— Task objective —
Here are some records; copy every line that holds the word "Chronic".
----------
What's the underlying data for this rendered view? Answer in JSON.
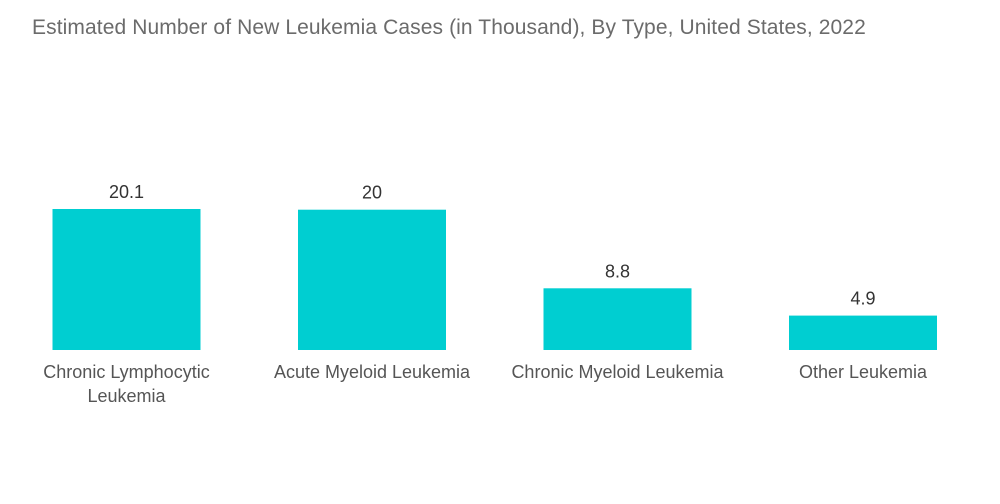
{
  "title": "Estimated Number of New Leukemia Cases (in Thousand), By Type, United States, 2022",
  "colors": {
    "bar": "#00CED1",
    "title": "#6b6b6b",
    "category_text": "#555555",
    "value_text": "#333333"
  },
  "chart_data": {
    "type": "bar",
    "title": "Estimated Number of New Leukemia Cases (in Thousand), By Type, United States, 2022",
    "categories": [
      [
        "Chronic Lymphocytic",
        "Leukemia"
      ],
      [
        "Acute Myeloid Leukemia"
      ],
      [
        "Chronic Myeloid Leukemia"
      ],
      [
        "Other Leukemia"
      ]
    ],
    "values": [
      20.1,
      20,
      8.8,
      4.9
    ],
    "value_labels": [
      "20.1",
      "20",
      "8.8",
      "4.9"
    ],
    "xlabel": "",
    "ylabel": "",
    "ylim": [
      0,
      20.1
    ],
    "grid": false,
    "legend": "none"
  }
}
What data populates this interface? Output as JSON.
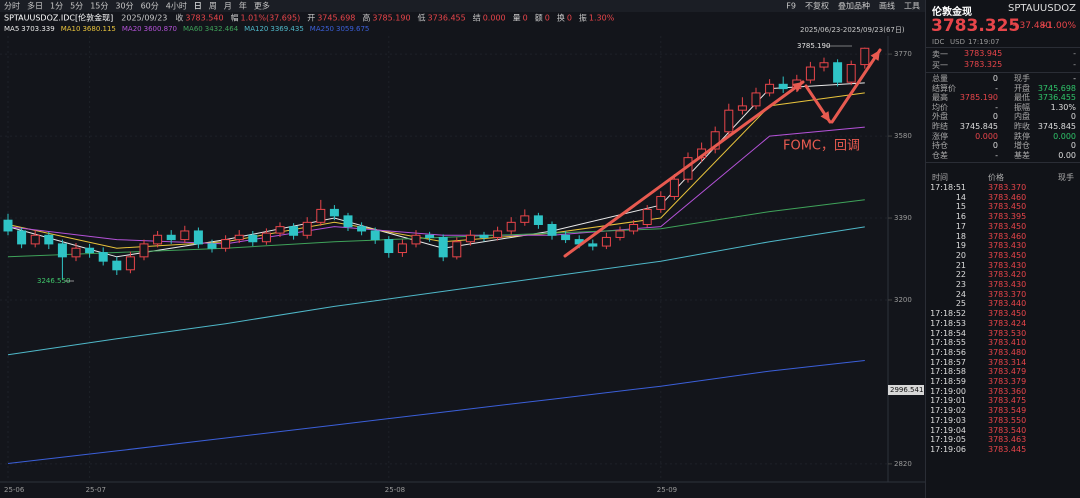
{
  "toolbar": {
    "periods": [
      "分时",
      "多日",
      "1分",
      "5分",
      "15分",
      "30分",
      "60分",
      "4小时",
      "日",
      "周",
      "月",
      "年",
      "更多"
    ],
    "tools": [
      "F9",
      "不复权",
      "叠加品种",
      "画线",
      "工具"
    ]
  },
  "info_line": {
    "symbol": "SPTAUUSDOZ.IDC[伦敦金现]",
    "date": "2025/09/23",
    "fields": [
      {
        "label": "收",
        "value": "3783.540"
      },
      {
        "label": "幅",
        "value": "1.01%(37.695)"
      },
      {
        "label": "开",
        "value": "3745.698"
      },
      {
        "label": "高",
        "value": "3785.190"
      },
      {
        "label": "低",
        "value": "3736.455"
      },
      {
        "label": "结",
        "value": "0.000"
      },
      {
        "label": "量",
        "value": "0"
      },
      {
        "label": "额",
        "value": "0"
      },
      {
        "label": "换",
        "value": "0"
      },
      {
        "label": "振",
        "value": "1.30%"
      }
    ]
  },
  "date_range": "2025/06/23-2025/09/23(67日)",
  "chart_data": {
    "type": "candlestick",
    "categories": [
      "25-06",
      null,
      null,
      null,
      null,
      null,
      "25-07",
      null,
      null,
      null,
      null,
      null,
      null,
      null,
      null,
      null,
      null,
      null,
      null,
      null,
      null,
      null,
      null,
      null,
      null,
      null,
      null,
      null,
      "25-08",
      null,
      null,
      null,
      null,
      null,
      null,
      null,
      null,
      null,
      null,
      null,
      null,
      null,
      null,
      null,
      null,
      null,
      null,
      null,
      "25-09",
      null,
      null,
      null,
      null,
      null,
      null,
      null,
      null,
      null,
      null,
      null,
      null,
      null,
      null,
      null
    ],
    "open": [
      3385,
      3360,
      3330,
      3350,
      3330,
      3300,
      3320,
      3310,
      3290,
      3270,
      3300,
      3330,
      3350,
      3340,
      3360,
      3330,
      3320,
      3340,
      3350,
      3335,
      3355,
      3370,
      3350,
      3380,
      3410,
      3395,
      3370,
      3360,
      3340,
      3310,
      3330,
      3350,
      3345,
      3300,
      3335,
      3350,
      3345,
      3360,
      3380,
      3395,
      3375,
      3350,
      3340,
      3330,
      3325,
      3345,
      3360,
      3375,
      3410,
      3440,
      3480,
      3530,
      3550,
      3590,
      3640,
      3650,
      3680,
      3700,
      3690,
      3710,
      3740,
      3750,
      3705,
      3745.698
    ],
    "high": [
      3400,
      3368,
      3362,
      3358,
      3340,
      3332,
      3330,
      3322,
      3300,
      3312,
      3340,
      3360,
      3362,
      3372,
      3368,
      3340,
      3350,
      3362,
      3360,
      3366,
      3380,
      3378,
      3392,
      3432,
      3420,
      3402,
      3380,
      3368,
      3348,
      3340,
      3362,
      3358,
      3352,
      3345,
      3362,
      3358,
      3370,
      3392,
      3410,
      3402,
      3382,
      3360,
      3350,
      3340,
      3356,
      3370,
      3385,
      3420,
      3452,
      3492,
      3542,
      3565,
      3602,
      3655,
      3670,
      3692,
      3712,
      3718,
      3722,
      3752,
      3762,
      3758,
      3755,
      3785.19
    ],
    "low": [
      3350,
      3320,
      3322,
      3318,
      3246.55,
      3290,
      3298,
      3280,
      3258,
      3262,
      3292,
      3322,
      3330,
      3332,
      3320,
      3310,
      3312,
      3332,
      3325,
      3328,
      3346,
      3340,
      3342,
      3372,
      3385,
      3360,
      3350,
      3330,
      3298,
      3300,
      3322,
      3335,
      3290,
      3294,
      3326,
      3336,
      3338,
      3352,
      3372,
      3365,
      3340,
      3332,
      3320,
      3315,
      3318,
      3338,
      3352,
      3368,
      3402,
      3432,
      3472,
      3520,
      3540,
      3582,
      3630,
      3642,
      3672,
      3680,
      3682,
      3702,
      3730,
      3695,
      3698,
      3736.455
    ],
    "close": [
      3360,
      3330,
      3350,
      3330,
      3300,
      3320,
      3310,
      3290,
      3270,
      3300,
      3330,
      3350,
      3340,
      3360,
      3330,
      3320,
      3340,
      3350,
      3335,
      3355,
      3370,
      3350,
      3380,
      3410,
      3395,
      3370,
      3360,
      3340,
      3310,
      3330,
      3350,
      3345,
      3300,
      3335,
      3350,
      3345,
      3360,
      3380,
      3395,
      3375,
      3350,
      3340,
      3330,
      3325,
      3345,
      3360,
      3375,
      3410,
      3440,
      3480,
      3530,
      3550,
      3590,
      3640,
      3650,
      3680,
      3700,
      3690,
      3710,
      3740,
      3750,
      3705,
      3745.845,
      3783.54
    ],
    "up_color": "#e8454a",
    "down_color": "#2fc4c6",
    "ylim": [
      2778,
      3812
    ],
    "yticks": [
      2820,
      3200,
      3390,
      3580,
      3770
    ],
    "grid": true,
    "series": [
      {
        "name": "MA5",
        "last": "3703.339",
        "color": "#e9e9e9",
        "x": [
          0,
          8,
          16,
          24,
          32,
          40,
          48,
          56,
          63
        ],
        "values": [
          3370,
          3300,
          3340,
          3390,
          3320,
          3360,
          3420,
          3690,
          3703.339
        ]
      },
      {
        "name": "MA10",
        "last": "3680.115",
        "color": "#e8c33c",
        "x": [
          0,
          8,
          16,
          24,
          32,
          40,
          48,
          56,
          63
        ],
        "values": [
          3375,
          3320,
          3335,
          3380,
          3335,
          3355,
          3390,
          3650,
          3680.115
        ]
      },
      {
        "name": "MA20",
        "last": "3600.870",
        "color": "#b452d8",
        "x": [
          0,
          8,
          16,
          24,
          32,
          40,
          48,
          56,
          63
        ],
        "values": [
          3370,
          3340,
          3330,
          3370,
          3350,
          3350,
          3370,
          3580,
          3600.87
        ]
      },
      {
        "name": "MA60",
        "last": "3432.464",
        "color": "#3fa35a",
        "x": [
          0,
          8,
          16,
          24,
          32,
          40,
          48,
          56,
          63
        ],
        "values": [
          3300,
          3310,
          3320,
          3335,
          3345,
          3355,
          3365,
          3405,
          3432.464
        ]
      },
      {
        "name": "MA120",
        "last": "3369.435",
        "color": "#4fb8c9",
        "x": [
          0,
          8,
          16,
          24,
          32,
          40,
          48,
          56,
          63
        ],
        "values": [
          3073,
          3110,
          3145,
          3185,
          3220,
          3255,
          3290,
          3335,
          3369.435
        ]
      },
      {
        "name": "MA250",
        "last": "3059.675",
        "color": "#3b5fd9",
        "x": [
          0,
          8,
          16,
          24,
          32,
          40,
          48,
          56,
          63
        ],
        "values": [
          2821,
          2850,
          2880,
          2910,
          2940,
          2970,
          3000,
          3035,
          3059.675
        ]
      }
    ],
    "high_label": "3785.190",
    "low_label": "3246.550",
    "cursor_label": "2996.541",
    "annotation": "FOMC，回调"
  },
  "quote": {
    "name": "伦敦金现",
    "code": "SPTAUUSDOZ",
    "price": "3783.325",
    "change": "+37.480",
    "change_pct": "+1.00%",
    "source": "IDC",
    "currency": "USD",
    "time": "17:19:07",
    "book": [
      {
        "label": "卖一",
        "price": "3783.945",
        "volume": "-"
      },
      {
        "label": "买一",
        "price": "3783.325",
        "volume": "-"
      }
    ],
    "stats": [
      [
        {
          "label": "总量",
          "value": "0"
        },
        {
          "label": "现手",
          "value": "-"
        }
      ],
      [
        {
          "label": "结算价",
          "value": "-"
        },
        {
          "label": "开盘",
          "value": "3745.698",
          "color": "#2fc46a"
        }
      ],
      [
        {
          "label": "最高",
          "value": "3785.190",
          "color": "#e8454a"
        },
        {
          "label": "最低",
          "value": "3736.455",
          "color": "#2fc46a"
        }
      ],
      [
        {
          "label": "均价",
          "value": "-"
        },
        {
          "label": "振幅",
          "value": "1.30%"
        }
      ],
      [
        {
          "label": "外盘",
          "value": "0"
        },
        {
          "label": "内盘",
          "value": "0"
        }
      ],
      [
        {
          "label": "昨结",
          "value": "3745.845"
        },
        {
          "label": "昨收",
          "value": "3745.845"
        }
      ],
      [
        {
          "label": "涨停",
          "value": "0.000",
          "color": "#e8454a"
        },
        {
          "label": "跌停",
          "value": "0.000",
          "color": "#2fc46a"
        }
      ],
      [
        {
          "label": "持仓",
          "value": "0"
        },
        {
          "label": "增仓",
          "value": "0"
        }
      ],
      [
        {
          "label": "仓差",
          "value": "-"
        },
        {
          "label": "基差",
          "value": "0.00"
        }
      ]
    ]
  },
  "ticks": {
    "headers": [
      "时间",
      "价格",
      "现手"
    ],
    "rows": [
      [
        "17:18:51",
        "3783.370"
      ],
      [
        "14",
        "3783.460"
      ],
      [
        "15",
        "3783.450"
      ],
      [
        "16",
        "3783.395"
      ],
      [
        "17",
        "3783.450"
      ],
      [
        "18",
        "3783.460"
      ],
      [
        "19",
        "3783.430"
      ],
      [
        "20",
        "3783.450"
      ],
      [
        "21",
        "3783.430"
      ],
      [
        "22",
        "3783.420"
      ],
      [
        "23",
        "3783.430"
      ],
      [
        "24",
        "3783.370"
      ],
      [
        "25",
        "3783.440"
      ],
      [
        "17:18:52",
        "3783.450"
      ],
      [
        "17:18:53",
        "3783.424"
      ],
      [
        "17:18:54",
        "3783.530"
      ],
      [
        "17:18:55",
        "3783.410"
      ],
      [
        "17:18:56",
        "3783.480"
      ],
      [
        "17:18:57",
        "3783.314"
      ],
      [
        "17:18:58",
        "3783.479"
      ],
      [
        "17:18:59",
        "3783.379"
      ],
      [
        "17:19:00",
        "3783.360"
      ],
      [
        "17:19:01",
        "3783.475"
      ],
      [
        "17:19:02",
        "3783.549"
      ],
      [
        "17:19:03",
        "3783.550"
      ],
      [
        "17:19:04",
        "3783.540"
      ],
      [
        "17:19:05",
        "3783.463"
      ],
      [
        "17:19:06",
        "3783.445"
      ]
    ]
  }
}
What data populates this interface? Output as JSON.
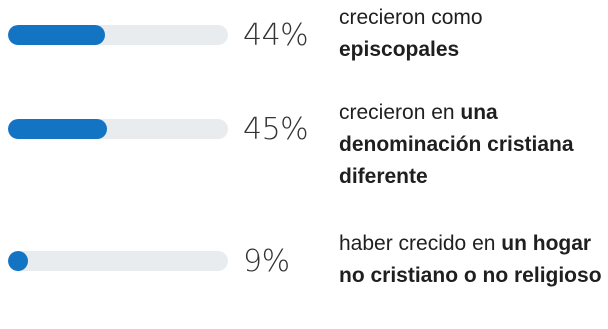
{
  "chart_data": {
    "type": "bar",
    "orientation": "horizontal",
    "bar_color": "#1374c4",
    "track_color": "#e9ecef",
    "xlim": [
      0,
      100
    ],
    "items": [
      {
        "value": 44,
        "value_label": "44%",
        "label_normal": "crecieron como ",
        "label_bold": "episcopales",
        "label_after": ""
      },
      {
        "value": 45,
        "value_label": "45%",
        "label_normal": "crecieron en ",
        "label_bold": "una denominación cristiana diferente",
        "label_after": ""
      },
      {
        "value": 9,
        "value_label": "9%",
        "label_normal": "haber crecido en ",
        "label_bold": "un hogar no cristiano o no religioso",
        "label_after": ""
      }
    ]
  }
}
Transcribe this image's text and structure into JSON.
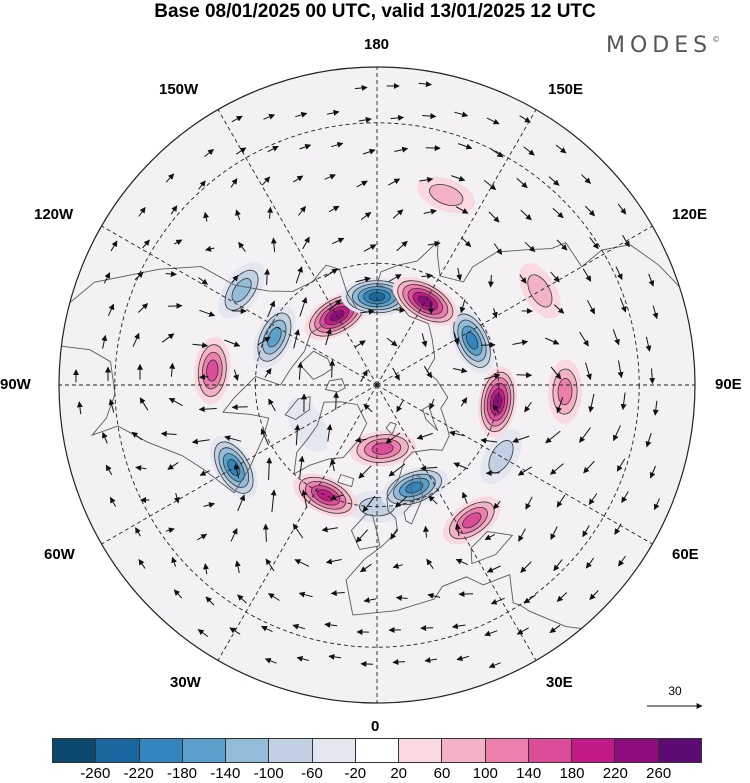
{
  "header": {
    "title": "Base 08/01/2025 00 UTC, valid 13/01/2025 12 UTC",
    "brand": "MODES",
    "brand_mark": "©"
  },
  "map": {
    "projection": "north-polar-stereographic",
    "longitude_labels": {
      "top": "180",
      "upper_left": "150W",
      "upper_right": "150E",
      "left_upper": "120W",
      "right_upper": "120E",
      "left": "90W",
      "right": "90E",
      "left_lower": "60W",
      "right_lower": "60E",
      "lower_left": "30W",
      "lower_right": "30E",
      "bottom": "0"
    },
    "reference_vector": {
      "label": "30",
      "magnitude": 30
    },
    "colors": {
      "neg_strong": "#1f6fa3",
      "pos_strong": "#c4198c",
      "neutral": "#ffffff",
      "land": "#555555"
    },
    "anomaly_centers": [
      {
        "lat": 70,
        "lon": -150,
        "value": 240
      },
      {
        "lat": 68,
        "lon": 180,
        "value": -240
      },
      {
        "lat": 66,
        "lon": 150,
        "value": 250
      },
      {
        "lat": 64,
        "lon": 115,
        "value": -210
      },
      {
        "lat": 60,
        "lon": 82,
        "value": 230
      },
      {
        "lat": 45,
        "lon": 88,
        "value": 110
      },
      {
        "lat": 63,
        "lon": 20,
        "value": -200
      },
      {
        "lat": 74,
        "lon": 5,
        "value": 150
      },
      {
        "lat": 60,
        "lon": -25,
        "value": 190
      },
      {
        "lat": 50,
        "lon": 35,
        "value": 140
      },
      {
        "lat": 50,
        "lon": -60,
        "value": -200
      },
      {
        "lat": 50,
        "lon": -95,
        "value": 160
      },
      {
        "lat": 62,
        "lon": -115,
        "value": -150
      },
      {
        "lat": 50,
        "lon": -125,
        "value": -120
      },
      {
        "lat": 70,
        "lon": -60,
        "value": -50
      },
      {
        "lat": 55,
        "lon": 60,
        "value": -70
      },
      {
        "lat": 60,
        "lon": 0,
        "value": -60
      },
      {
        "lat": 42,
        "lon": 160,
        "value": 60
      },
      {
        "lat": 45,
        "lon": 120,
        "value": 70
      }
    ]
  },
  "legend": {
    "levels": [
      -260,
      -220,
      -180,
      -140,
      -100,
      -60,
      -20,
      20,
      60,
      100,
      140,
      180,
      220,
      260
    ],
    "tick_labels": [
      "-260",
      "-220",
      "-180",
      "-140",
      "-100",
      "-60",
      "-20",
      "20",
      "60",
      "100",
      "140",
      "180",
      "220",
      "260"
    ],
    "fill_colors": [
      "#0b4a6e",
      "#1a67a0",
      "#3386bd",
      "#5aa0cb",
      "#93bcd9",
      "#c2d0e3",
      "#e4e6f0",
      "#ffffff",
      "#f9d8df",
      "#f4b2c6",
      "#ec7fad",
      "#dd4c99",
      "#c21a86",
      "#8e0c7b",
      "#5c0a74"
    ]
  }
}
----------
— Task answer —
        "Chronic Lymphocytic",
        "Chronic Myeloid Leukemia"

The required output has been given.